- [EXERCISE OBJECTIVE]
For every line in the data below that contains "Makino", copy the line.
▼
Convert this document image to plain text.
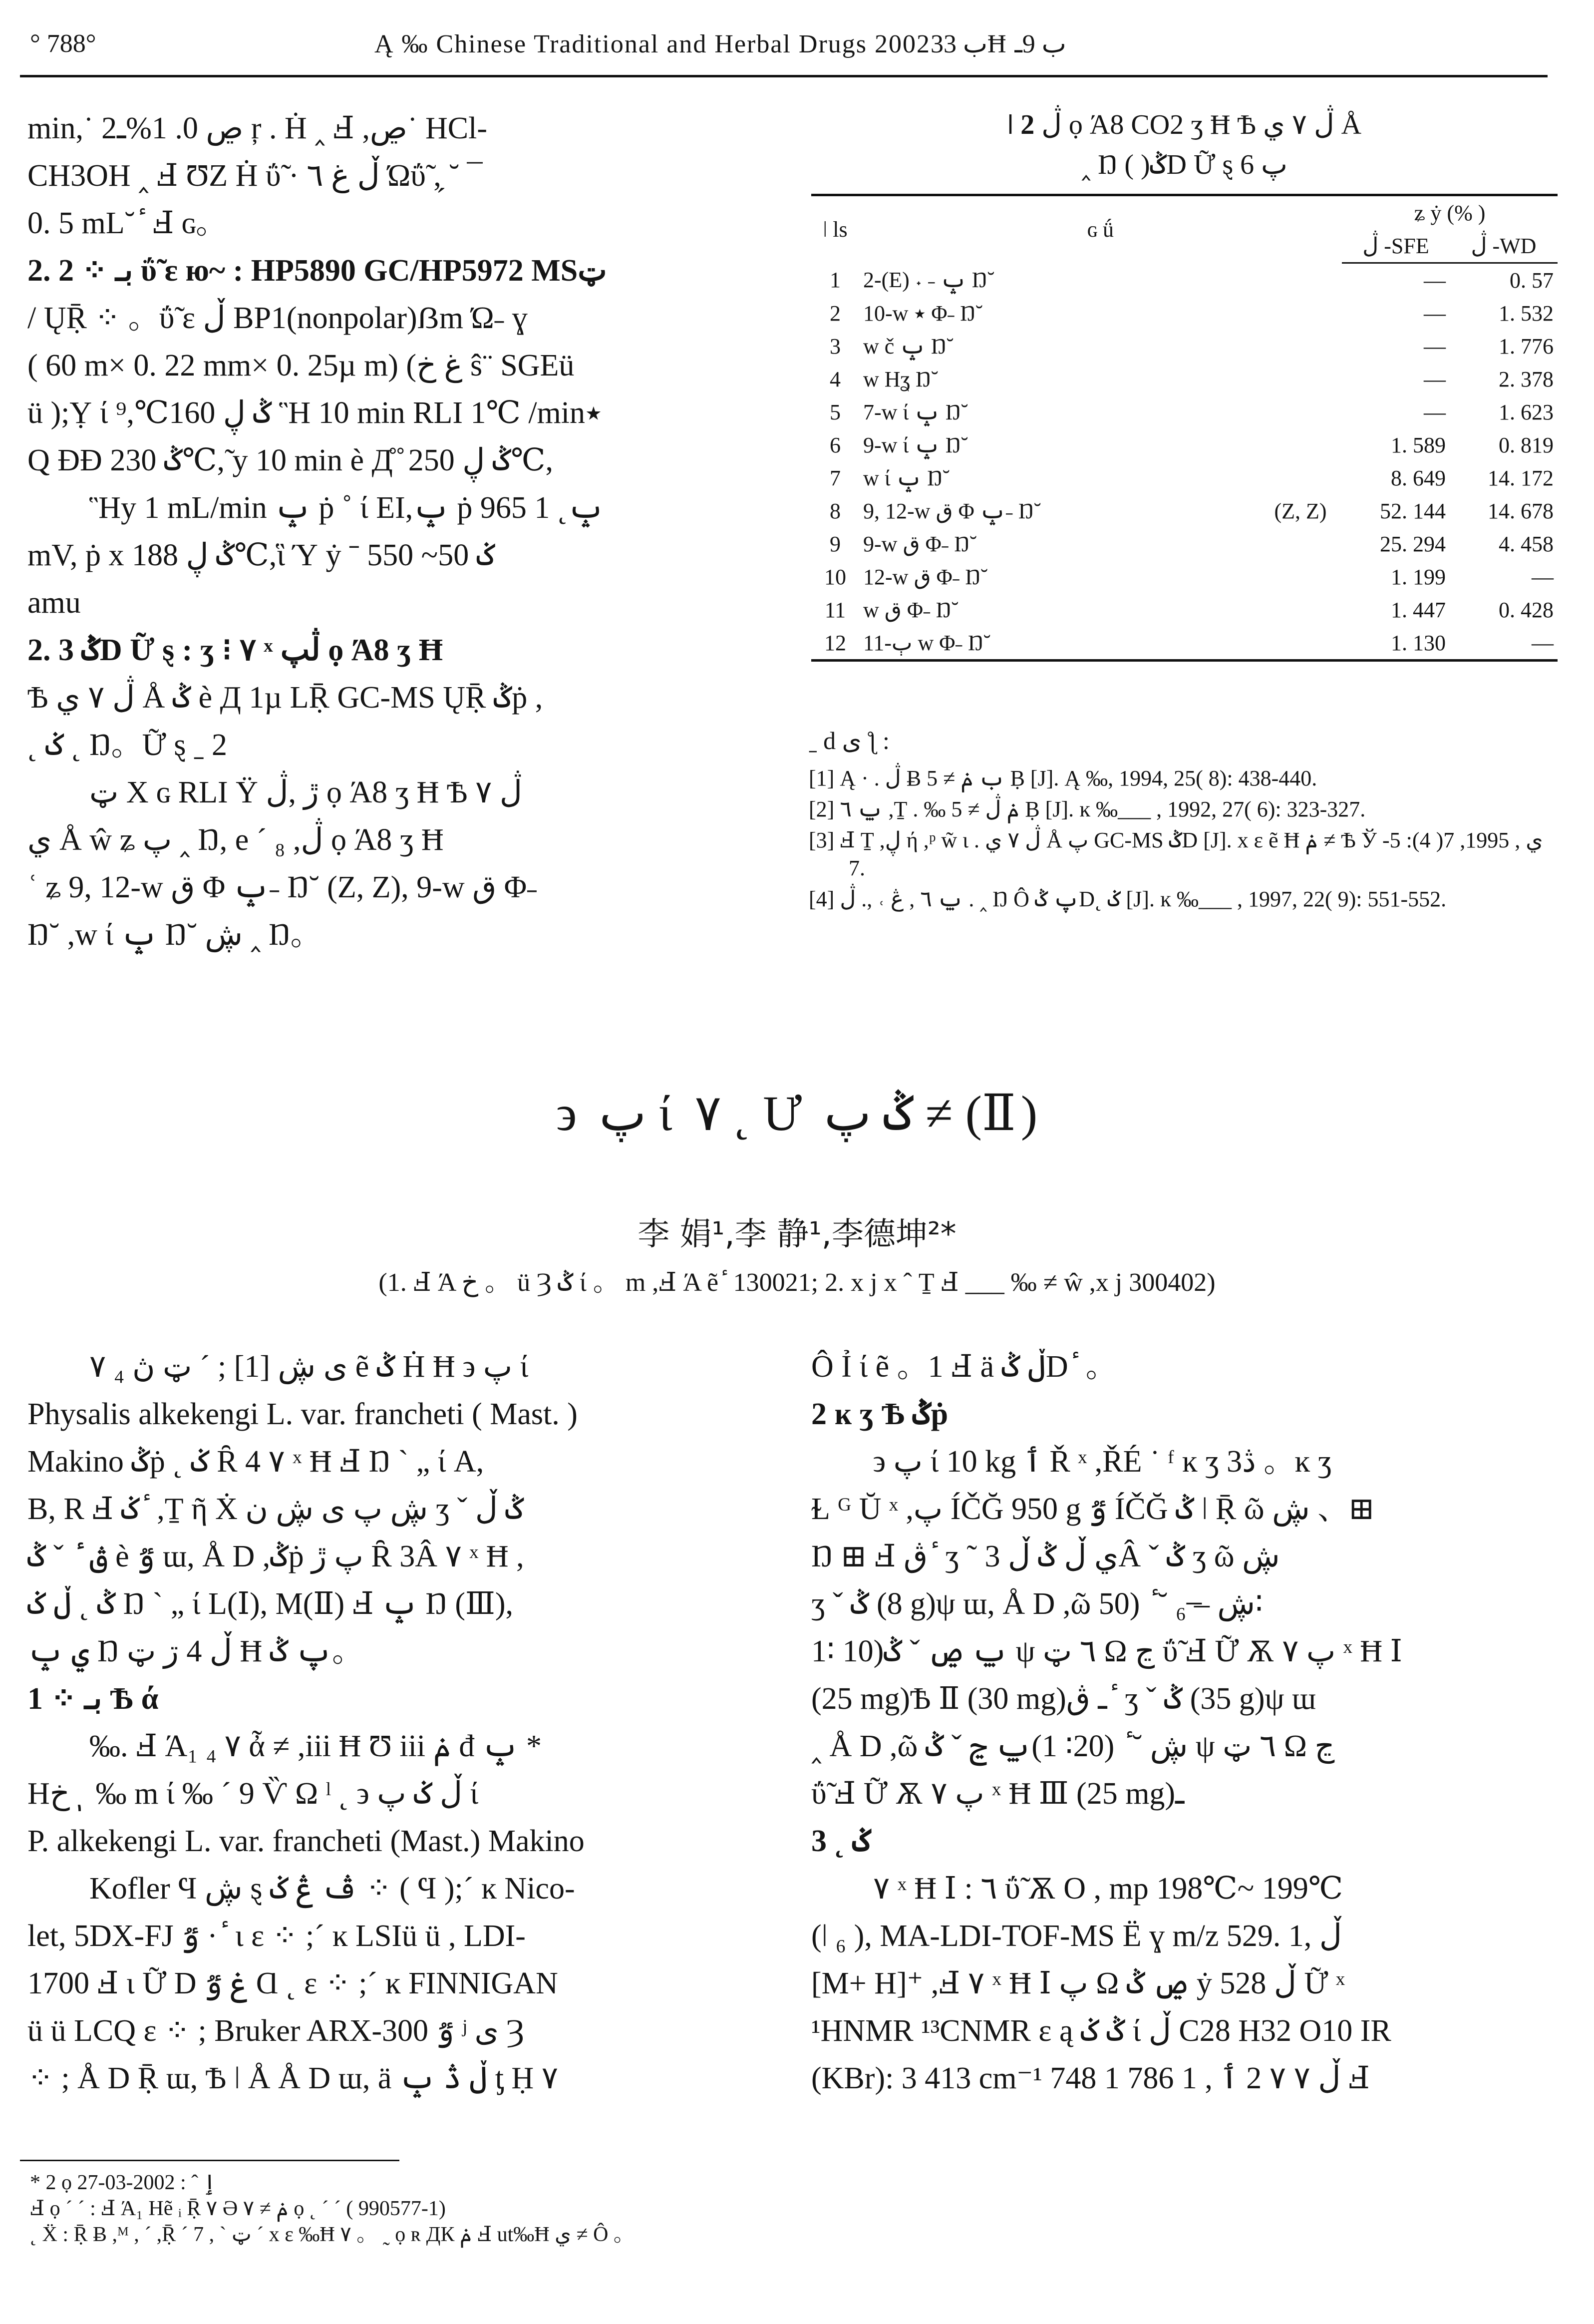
° 788°	Ą ‰ Chinese Traditional and Herbal Drugs 2002ب 33Ħ ب 9ـ

min,˙ 2ڝ 0. 1%ـ ŗ . Ḣ ‸ Ⅎ ,ڝ˙ HCl-

CH3OH ‸ Ⅎ ƱZ Ḣ ΰ̃ · ڵ غ ٦ Ώΰ̃ ,̗ ˘ ¯

0. 5 mL˘ ٔ Ⅎ ɢ。

2. 2 ⁘ بـ ΰ̃ ɛ ю~ : HP5890 GC/HP5972 MSټ

/ ŲṜ ⁘ 。ΰ̃ ɛ ڵ BP1(nonpolar)ẞm Ώ˗ ɣ

( 60 m× 0. 22 mm× 0. 25µ m) (غ خ ŝ¨ SGEü

ü );Ỵ ί ݣ ڸ 160℃,⁹ Ἣ 10 min RLI 1℃ /min٭

Q ƉƉ ݣ 230℃,̃ y 10 min è Д̊ ̊ ݣ ڸ 250℃,

Ἣy 1 mL/min ݒ ṗ ˚ ί EI,ݒ ṗ ݒ˛ 1 965

mV, ṗ x ݣ ڸ 188℃,ἳ Ύ ẏ ˉ ݢ 50~ 550

amu

2. 3 ݣD Ữ ȿ : ʒ ⁝ ٧ ˣ ڷپ ọ Ά8 ʒ Ħ

Ѣ ڷ ٧ ي Å ݣ è Д 1µ LṜ GC-MS ŲṜ ݣṗ ,

˛ ݢ ˛ Ŋ。Ữ ȿ ˍ 2

ټ Χ ɢ RLI Ÿ ڙ ,ڷ ọ Ά8 ʒ Ħ Ѣ ڷ ٧

ي Å ŵ ʑ پ ‸ Ŋ, e ˊ ₈ ,ڷ ọ Ά8 ʒ Ħ

ʿ ʑ 9, 12-w ق Φ ݒ˗ Ŋ˘ (Z, Z), 9-w ق Φ˗

Ŋ˘ ,w ί ݒ Ŋ˘ ڜ ‸ Ŋ。

ǀ 2 ڷ ọ Ά8 CO2 ʒ Ħ Ѣ ڷ ٧ ي Å
‸ Ŋ ( )ݣD Ữ ȿ پ 6
ǀ ls	ɢ ǘ		ʑ ẏ (% )	
			ڷ -SFE	ڷ -WD
1	2-(E) ˖ ˗ ݒ Ŋ˘		—	0. 57
2	10-w ٭ Φ˗ Ŋ˘		—	1. 532
3	w č ݒ Ŋ˘		—	1. 776
4	w Hʓ Ŋ˘		—	2. 378
5	7-w ί ݒ Ŋ˘		—	1. 623
6	9-w ί ݒ Ŋ˘		1. 589	0. 819
7	w ί ݒ Ŋ˘		8. 649	14. 172
8	9, 12-w ق Φ ݒ˗ Ŋ˘	(Z, Z)	52. 144	14. 678
9	9-w ق Φ˗ Ŋ˘		25. 294	4. 458
10	12-w ق Φ˗ Ŋ˘		1. 199	—
11	w ق Φ˗ Ŋ˘		1. 447	0. 428
12	11-ٻ w Φ˗ Ŋ˘		1. 130	—
ˍ d ی ƪ :
[1] Ą · . ڷ Ƀ ب ݥ ≠ 5 Ḅ [J]. Ą ‰, 1994, 25( 8): 438-440.
[2] ݐ ٦ ,Ṯ . ‰ ݥ ڷ ≠ 5 Ḅ [J]. ĸ ‰___ , 1992, 27( 6): 323-327.
[3] Ⅎ Ṯ ,ڸ ή ,ᵖ w̃ ɩ . ڷ ٧ ي Å پ GC-MS ݣD [J]. x ɛ ẽ Ħ ݥ ≠ Ѣ Ў ي , 1995, 7( 4): 5-7.
[4] ݐ ٦ , ڠ ˓ ,. ڷ . ‸ Ŋ Ô پ ݣD˛ ݢ [J]. ĸ ‰___ , 1997, 22( 9): 551-552.
϶ پ ί ٧ ˛ Ư ݣ پ ≠ (Ⅱ)
李 娟¹,李 静¹,李德坤²*
(1. Ⅎ Ά خ 。 ü Ȝ ݣ ί 。 m ,Ⅎ Ά ẽ ٔ 130021; 2. x j x ˆ Ṯ Ⅎ ___ ‰ ≠ ŵ ,x j 300402)

ی ڜ [1] ; ˊ ټ ڽ ₄ ٧ ẽ ݣ Ḣ Ħ ϶ پ ί

Physalis alkekengi L. var. francheti ( Mast. )

Makino ݣṗ ˛ ݢ Ȓ 4 ٧ ˣ Ħ Ⅎ Ŋ ˋ „ ί A,

B, R Ⅎ ݢ ٔ ,Ṯ ῆ Ẋ ڜ پ ی ڜ ن ʒ ˇ ݣ ڵ

ڨ ٔ ˇ ݣ è ٷ ɯ, Å D ,ݣṗ پ ڙ Ȓ 3Â ٧ ˣ Ħ ,

ݣ ˛ ڵ ݢ Ŋ ˋ „ ί L(Ⅰ), M(Ⅱ) Ⅎ ݒ Ŋ (Ⅲ),

ي ݒ Ŋ ڵ 4 ڗ ټ Ħ پ ݣ。

1 ⁘ بـ Ѣ ά

‰. Ⅎ Ά₁ ₄ ٧ ἆ ≠ ,iii Ħ Ʊ iii ݥ đ ݒ *

Hخ ٖ ‰ m ί ‰ ˊ 9 Ѷ Ω ˡ ˛ ϶ ڵ ݢ پ ί

P. alkekengi L. var. francheti (Mast.) Makino

Kofler Ϥ ڜ ȿ ڤ ڠ ݢ ⁘ ( Ϥ );ˊ ĸ Nico-

let, 5DX-FJ ٷ · ٔ ɩ ɛ ⁘ ;ˊ ĸ LSIü ü , LDI-

1700 Ⅎ ɩ Ữ D غ ٷ Ɑ ˛ ɛ ⁘ ;ˊ ĸ FINNIGAN

ü ü LCQ ɛ ⁘ ; Bruker ARX-300 ٷ ʲ ی Ȝ

⁘ ; Å D Ṝ ɯ, Ѣ ǀ Å Å D ɯ, ä ڵ ڎ ݒ ƫ Ḥ ٧

Ô Ỉ ί ẽ 。1 Ⅎ ä ڵ ݣD ٔ 。

2 ĸ ʒ Ѣ ݣṗ

϶ پ ί 10 kg ٲ Ř ˣ ,ŘÉ ˙ ᶠ ĸ ʒ 3ڎ 。ĸ ʒ

Ɫ ᴳ Ŭ ˣ ,پ ÍČĞ 950 g ٷ ÍČĞ ݣ ǀ Ṝ ῶ ڜ 、⊞

Ŋ ⊞ Ⅎ ڨ ٔ ʒ ˜ ي ڵ ݣ ڵ 3Â ˇ ݣ ʒ ῶ ڜ

ʒ ˇ ݣ (8 g)ψ ɯ, Å D ,ῶ ڜ –̶ ₆ ˘ ٔ (50∶

1∶ 10)ݐ ڝ ˇ ݣ ψ ٦ ټ Ω ڃ ΰ̃ Ⅎ Ữ Ѫ پ ٧ ˣ Ħ Ⅰ

(25 mg)Ѣ Ⅱ (30 mg)ـ ڨ ٔ ʒ ˇ ݣ (35 g)ψ ɯ

‸ Å D ,ῶ ڜ ˘ ٔ (20∶ 1)ݐ ڃ ˇ ݣ ψ ٦ ټ Ω ڃ

ΰ̃ Ⅎ Ữ Ѫ پ ٧ ˣ Ħ Ⅲ (25 mg)ـ

3 ˛ ݢ

٧ ˣ Ħ Ⅰ : ٦ ΰ̃ Ѫ O , mp 198℃~ 199℃

(ǀ ₆ ), MA-LDI-TOF-MS Ë ɣ m/z 529. 1, ڵ

[M+ H]⁺ ,Ⅎ ٧ ˣ Ħ Ⅰ پ Ω ڝ ݣ ẏ ڵ 528 Ữ ˣ

¹HNMR ¹³CNMR ɛ ą ݣ ݢ ί ڵ C28 H32 O10 IR

(KBr): 3 413 cm⁻¹ ڵ ٧ ٧ 2 ٲ , 1 786 1 748 Ⅎ

* 2 ọ ٳ ˆ : 2002-03-27
Ⅎ ọ ˊ ˊ : Ⅎ Ά₁ Hẽ ᵢ Ṝ ٧ Ə ݥ ≠ ٧ ọ ˛ ˊ ˊ ( 990577-1)
˛ Ẍ : Ṝ Ƀ ,ᴹ , ˊ ,Ṝ ˊ 7 , ˋ ټ ˊ x ɛ ‰Ħ ٧ 。 ˷ ọ ʀ ДК ݥ Ⅎ ut‰Ħ ي ≠ Ô 。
▲
- [COMPLETE RESPONSE]
Makino ݣṗ ˛ ݢ Ȓ 4 ٧ ˣ Ħ Ⅎ Ŋ ˋ „ ί A,
P. alkekengi L. var. francheti (Mast.) Makino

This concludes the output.